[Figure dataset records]
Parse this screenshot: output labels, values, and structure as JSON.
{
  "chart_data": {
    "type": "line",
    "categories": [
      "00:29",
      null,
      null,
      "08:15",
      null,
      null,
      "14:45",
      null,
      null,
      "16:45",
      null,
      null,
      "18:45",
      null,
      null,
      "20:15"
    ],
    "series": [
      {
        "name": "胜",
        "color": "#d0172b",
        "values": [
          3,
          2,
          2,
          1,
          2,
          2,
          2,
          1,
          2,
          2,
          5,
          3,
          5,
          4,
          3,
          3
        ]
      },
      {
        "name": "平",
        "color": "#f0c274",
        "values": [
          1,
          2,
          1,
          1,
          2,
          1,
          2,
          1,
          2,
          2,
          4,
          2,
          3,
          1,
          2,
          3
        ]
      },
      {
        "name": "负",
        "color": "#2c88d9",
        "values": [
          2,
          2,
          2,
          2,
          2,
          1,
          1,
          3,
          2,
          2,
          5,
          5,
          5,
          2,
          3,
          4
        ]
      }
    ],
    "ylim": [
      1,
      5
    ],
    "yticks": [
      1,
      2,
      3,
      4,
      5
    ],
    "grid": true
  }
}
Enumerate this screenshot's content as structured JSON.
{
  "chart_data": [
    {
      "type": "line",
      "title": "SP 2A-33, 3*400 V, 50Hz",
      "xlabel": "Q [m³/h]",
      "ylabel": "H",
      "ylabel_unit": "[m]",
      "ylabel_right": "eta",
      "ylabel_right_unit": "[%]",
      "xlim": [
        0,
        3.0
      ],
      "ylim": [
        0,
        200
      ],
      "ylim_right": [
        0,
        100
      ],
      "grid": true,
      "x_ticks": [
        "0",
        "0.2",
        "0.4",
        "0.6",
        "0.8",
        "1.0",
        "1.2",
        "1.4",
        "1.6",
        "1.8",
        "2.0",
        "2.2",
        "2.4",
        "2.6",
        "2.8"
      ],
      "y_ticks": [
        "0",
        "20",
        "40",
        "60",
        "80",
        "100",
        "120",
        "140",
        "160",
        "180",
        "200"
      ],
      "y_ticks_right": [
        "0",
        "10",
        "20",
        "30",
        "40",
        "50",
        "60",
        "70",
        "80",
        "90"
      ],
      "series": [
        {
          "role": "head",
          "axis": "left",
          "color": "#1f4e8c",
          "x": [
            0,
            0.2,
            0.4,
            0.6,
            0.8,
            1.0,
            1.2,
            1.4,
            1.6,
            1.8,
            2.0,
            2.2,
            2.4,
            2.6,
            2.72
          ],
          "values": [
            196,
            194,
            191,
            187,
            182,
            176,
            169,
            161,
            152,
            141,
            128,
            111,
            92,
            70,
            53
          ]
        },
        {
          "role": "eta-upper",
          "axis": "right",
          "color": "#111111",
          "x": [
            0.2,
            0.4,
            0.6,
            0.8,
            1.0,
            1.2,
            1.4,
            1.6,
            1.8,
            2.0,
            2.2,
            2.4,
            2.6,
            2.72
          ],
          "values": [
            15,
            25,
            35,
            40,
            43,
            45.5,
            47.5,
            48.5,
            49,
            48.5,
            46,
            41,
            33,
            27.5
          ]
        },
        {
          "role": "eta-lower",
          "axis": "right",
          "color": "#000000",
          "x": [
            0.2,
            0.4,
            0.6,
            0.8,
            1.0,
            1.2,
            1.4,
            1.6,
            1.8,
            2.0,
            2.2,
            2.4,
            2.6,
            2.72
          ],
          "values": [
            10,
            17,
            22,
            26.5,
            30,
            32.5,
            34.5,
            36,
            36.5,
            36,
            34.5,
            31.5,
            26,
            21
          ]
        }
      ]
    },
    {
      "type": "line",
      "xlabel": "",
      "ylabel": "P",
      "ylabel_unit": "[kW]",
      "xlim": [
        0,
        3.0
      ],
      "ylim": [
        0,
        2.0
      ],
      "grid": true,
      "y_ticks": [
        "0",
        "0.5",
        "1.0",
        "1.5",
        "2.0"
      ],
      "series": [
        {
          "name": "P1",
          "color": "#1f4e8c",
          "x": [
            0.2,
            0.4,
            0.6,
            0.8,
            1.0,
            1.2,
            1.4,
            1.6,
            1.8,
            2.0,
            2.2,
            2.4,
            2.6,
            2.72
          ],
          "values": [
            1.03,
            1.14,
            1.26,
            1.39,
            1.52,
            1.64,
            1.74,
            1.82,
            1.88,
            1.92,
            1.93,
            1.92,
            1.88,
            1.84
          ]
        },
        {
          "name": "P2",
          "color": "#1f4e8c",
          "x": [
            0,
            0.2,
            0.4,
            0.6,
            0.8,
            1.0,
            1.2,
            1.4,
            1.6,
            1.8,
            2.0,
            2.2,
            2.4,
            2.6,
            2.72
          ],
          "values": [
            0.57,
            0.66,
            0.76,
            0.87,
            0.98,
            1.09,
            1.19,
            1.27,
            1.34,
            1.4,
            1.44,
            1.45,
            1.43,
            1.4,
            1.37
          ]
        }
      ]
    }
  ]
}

*Exercise task*:
Extract every line above exactly as it stands.

*Problem solution*:
Parse this screenshot: output labels, values, and structure as JSON.
{
  "chart_data": {
    "type": "line",
    "categories": [
      "00:29",
      null,
      null,
      "08:15",
      null,
      null,
      "14:45",
      null,
      null,
      "16:45",
      null,
      null,
      "18:45",
      null,
      null,
      "20:15"
    ],
    "series": [
      {
        "name": "胜",
        "color": "#d0172b",
        "values": [
          3,
          2,
          2,
          1,
          2,
          2,
          2,
          1,
          2,
          2,
          5,
          3,
          5,
          4,
          3,
          3
        ]
      },
      {
        "name": "平",
        "color": "#f0c274",
        "values": [
          1,
          2,
          1,
          1,
          2,
          1,
          2,
          1,
          2,
          2,
          4,
          2,
          3,
          1,
          2,
          3
        ]
      },
      {
        "name": "负",
        "color": "#2c88d9",
        "values": [
          2,
          2,
          2,
          2,
          2,
          1,
          1,
          3,
          2,
          2,
          5,
          5,
          5,
          2,
          3,
          4
        ]
      }
    ],
    "ylim": [
      1,
      5
    ],
    "yticks": [
      1,
      2,
      3,
      4,
      5
    ],
    "grid": true
  }
}
Enumerate this screenshot's content as structured JSON.
{
  "chart_data": [
    {
      "type": "line",
      "title": "SP 2A-33, 3*400 V, 50Hz",
      "xlabel": "Q [m³/h]",
      "ylabel": "H",
      "ylabel_unit": "[m]",
      "ylabel_right": "eta",
      "ylabel_right_unit": "[%]",
      "xlim": [
        0,
        3.0
      ],
      "ylim": [
        0,
        200
      ],
      "ylim_right": [
        0,
        100
      ],
      "grid": true,
      "x_ticks": [
        "0",
        "0.2",
        "0.4",
        "0.6",
        "0.8",
        "1.0",
        "1.2",
        "1.4",
        "1.6",
        "1.8",
        "2.0",
        "2.2",
        "2.4",
        "2.6",
        "2.8"
      ],
      "y_ticks": [
        "0",
        "20",
        "40",
        "60",
        "80",
        "100",
        "120",
        "140",
        "160",
        "180",
        "200"
      ],
      "y_ticks_right": [
        "0",
        "10",
        "20",
        "30",
        "40",
        "50",
        "60",
        "70",
        "80",
        "90"
      ],
      "series": [
        {
          "role": "head",
          "axis": "left",
          "color": "#1f4e8c",
          "x": [
            0,
            0.2,
            0.4,
            0.6,
            0.8,
            1.0,
            1.2,
            1.4,
            1.6,
            1.8,
            2.0,
            2.2,
            2.4,
            2.6,
            2.72
          ],
          "values": [
            196,
            194,
            191,
            187,
            182,
            176,
            169,
            161,
            152,
            141,
            128,
            111,
            92,
            70,
            53
          ]
        },
        {
          "role": "eta-upper",
          "axis": "right",
          "color": "#111111",
          "x": [
            0.2,
            0.4,
            0.6,
            0.8,
            1.0,
            1.2,
            1.4,
            1.6,
            1.8,
            2.0,
            2.2,
            2.4,
            2.6,
            2.72
          ],
          "values": [
            15,
            25,
            35,
            40,
            43,
            45.5,
            47.5,
            48.5,
            49,
            48.5,
            46,
            41,
            33,
            27.5
          ]
        },
        {
          "role": "eta-lower",
          "axis": "right",
          "color": "#000000",
          "x": [
            0.2,
            0.4,
            0.6,
            0.8,
            1.0,
            1.2,
            1.4,
            1.6,
            1.8,
            2.0,
            2.2,
            2.4,
            2.6,
            2.72
          ],
          "values": [
            10,
            17,
            22,
            26.5,
            30,
            32.5,
            34.5,
            36,
            36.5,
            36,
            34.5,
            31.5,
            26,
            21
          ]
        }
      ]
    },
    {
      "type": "line",
      "xlabel": "",
      "ylabel": "P",
      "ylabel_unit": "[kW]",
      "xlim": [
        0,
        3.0
      ],
      "ylim": [
        0,
        2.0
      ],
      "grid": true,
      "y_ticks": [
        "0",
        "0.5",
        "1.0",
        "1.5",
        "2.0"
      ],
      "series": [
        {
          "name": "P1",
          "color": "#1f4e8c",
          "x": [
            0.2,
            0.4,
            0.6,
            0.8,
            1.0,
            1.2,
            1.4,
            1.6,
            1.8,
            2.0,
            2.2,
            2.4,
            2.6,
            2.72
          ],
          "values": [
            1.03,
            1.14,
            1.26,
            1.39,
            1.52,
            1.64,
            1.74,
            1.82,
            1.88,
            1.92,
            1.93,
            1.92,
            1.88,
            1.84
          ]
        },
        {
          "name": "P2",
          "color": "#1f4e8c",
          "x": [
            0,
            0.2,
            0.4,
            0.6,
            0.8,
            1.0,
            1.2,
            1.4,
            1.6,
            1.8,
            2.0,
            2.2,
            2.4,
            2.6,
            2.72
          ],
          "values": [
            0.57,
            0.66,
            0.76,
            0.87,
            0.98,
            1.09,
            1.19,
            1.27,
            1.34,
            1.4,
            1.44,
            1.45,
            1.43,
            1.4,
            1.37
          ]
        }
      ]
    }
  ]
}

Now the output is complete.